##### Record list #####

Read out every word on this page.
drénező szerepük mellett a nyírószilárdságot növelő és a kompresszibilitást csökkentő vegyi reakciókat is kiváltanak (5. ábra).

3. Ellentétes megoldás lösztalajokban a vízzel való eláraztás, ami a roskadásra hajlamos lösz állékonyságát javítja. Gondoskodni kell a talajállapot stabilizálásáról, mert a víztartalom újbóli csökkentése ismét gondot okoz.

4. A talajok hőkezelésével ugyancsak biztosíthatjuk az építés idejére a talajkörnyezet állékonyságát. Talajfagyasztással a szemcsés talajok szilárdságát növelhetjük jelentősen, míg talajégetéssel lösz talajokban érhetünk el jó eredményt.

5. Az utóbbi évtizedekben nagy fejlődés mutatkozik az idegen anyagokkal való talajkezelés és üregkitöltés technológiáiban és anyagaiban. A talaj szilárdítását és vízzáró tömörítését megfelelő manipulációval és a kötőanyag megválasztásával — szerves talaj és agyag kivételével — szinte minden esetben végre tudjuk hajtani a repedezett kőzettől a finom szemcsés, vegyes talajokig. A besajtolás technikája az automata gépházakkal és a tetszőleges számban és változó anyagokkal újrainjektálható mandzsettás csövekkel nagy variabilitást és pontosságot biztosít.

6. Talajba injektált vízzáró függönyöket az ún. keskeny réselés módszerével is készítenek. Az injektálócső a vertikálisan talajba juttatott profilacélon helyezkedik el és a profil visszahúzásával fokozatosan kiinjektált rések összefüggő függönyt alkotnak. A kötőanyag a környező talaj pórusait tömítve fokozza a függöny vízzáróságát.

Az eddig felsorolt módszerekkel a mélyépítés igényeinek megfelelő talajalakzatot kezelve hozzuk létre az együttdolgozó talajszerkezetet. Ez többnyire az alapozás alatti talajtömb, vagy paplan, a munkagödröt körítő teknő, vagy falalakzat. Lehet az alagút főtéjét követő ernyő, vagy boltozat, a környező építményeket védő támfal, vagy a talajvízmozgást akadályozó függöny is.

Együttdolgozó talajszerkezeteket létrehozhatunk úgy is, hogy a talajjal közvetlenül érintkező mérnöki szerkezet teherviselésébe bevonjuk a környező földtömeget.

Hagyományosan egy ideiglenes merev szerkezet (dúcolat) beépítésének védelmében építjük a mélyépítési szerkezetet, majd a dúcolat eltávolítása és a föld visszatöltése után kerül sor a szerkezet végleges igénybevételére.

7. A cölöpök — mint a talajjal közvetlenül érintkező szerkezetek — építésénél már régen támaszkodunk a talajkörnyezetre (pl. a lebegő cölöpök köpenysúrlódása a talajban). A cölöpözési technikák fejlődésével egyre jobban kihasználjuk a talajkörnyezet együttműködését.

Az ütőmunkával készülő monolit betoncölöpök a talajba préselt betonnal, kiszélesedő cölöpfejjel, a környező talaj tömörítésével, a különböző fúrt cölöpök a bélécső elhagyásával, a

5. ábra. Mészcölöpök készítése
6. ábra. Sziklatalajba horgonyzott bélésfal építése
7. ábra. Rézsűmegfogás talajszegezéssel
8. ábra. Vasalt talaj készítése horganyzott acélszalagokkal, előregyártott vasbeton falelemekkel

#####
##### Record list #####

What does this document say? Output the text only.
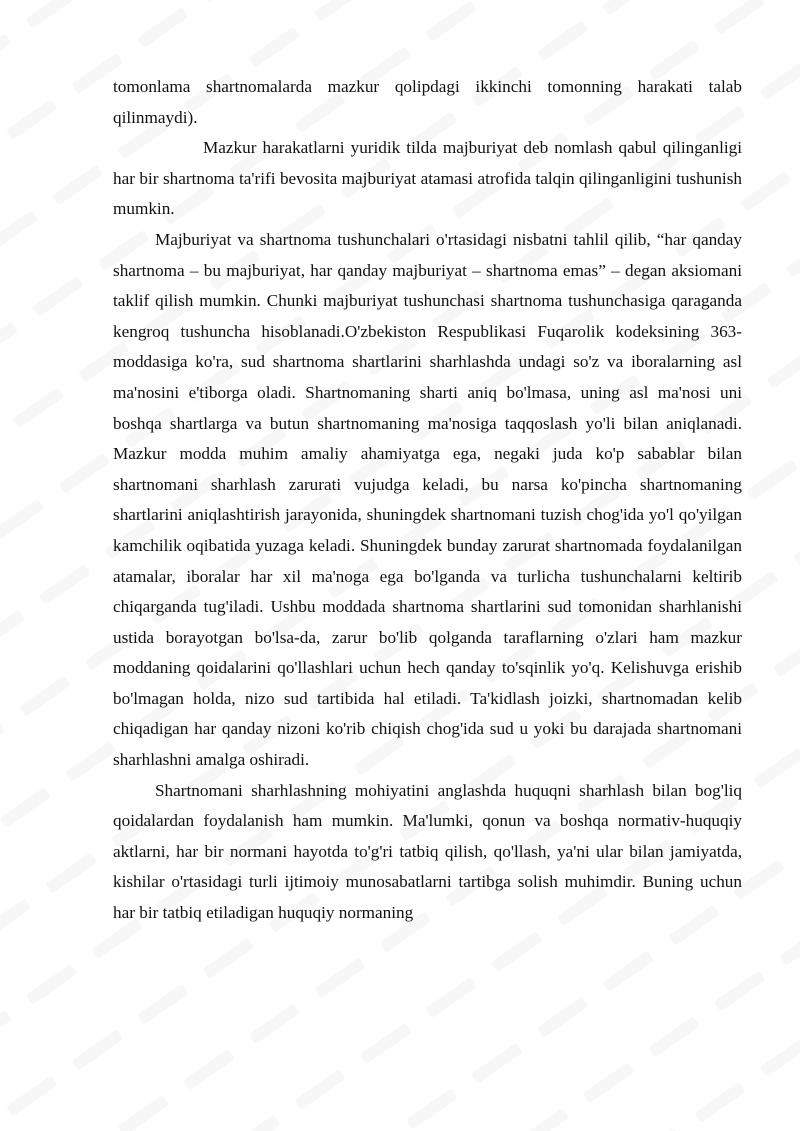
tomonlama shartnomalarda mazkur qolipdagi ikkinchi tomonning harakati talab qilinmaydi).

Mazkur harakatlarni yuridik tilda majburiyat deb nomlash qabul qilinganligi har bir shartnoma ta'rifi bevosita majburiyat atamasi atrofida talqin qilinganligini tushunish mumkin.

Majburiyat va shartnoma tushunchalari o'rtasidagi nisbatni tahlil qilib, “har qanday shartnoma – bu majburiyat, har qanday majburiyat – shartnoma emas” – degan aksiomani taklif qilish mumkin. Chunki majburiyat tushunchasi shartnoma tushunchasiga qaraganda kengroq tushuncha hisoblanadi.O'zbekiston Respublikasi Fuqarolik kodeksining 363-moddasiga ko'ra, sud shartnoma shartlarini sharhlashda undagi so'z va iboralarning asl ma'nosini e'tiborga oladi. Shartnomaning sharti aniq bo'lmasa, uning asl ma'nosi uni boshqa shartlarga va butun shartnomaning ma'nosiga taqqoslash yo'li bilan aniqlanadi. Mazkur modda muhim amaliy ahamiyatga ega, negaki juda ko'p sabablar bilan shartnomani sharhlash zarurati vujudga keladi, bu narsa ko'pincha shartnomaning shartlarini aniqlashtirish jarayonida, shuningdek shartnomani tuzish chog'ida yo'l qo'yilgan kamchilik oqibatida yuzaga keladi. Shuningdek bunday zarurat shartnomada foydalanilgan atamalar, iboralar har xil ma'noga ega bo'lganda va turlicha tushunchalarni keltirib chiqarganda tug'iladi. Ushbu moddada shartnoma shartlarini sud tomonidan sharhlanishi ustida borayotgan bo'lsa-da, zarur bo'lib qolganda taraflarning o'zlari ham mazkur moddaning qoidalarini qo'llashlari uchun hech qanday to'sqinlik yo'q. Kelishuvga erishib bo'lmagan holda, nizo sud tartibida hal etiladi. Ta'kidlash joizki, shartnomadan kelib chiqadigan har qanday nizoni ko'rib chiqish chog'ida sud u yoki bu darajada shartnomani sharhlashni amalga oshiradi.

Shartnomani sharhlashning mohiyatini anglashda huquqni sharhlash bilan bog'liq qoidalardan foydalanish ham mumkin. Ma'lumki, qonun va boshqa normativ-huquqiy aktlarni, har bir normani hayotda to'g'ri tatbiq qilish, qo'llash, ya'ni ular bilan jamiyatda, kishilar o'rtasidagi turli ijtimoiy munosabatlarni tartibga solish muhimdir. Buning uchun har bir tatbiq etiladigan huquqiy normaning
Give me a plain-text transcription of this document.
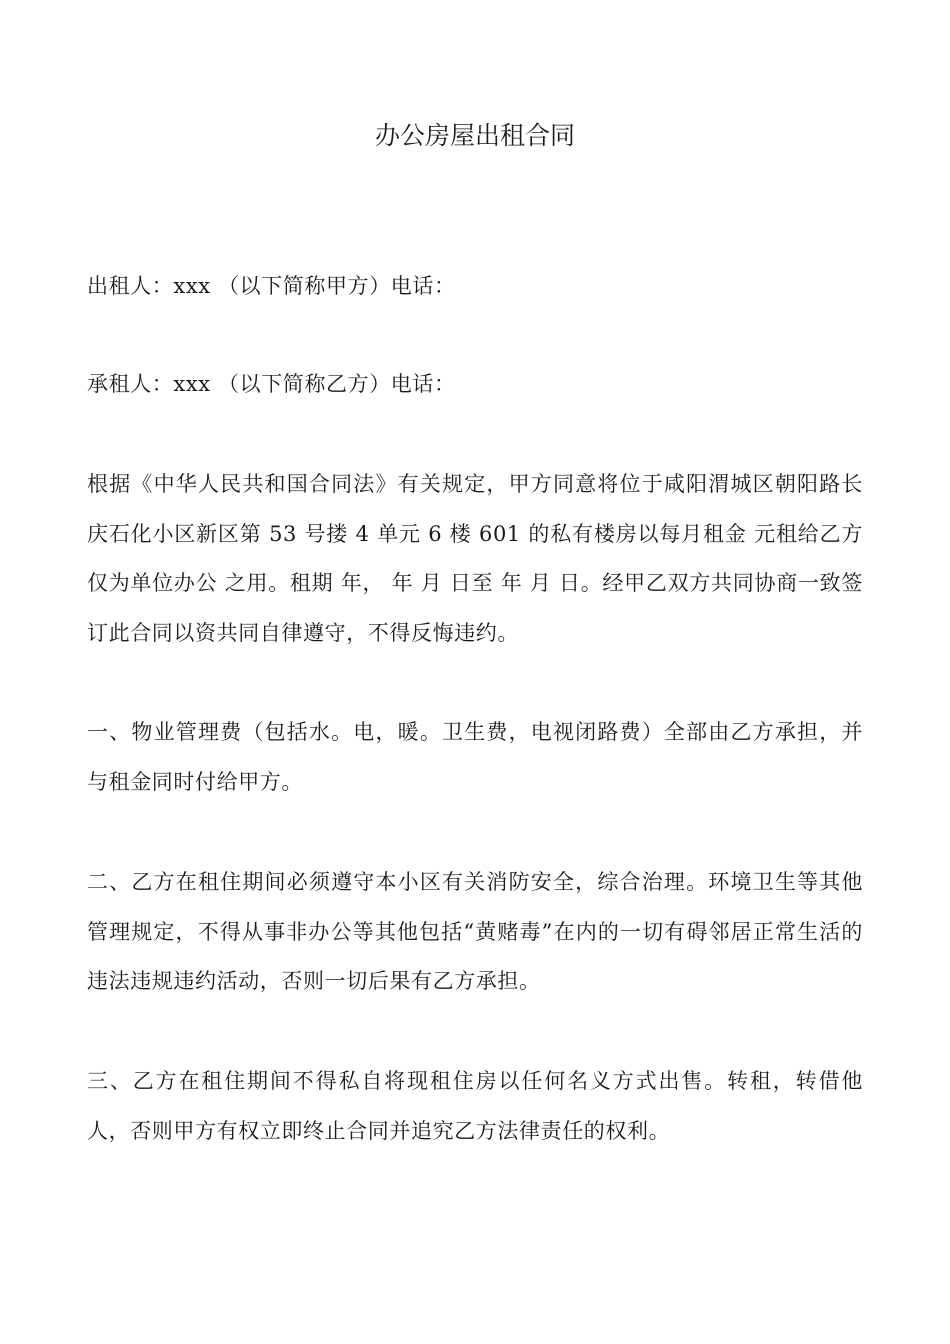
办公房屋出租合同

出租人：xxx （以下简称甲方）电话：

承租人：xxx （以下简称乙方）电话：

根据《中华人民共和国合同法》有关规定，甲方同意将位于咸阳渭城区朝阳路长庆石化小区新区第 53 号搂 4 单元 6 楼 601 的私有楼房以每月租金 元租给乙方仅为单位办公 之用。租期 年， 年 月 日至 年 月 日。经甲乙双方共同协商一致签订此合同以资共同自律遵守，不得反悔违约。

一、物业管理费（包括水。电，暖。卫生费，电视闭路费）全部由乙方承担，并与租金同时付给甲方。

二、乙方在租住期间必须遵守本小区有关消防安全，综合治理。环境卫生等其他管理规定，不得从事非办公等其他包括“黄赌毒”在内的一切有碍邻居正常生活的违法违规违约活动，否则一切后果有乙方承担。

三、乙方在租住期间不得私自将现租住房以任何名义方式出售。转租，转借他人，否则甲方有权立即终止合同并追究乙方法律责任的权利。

#####

◆ To be done: Find each line with the string "szemcsés" and copy it out.

◆ Response below:
4. A talajok hőkezelésével ugyancsak biztosíthatjuk az építés idejére a talajkörnyezet állékonyságát. Talajfagyasztással a szemcsés talajok szilárdságát növelhetjük jelentősen, míg talajégetéssel lösz talajokban érhetünk el jó eredményt.
5. Az utóbbi évtizedekben nagy fejlődés mutatkozik az idegen anyagokkal való talajkezelés és üregkitöltés technológiáiban és anyagaiban. A talaj szilárdítását és vízzáró tömörítését megfelelő manipulációval és a kötőanyag megválasztásával — szerves talaj és agyag kivételével — szinte minden esetben végre tudjuk hajtani a repedezett kőzettől a finom szemcsés, vegyes talajokig. A besajtolás technikája az automata gépházakkal és a tetszőleges számban és változó anyagokkal újrainjektálható mandzsettás csövekkel nagy variabilitást és pontosságot biztosít.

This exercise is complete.